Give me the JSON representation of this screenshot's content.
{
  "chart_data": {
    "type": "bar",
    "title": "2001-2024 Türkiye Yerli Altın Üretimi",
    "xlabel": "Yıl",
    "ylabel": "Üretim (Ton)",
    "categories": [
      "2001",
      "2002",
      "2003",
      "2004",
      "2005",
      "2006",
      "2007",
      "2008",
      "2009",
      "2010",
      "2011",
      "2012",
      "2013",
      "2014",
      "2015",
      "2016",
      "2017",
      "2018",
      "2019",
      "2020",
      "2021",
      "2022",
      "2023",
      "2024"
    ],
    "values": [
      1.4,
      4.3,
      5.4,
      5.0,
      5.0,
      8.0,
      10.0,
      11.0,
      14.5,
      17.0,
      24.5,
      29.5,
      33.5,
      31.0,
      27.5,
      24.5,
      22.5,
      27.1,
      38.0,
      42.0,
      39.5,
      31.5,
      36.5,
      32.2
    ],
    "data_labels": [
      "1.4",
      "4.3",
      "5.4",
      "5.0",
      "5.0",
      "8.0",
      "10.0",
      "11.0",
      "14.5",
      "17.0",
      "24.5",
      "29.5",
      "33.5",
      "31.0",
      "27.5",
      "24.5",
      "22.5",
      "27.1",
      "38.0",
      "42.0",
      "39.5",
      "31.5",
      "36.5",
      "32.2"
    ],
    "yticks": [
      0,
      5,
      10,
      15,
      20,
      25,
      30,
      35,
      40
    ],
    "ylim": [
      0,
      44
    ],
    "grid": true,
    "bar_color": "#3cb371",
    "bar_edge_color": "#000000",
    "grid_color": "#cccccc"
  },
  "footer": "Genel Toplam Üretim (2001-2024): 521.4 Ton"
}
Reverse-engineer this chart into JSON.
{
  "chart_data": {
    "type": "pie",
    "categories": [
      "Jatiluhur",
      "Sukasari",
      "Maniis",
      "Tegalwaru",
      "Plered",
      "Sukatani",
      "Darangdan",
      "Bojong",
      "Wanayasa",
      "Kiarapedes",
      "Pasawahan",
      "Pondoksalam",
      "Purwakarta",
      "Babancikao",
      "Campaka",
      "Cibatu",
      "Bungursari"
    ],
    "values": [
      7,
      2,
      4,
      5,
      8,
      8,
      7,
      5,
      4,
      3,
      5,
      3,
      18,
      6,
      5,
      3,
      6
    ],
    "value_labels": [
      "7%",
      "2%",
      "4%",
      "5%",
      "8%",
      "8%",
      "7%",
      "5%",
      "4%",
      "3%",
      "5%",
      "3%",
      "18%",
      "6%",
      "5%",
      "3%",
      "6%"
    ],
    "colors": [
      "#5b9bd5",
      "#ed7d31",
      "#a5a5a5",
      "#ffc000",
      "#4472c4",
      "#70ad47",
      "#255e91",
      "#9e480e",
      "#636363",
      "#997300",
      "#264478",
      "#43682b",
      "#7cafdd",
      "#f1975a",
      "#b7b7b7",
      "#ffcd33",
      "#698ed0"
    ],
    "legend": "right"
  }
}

**Task to complete**
Count the lines of the material that include the word "this", then state only the total.

**Exercise response**
2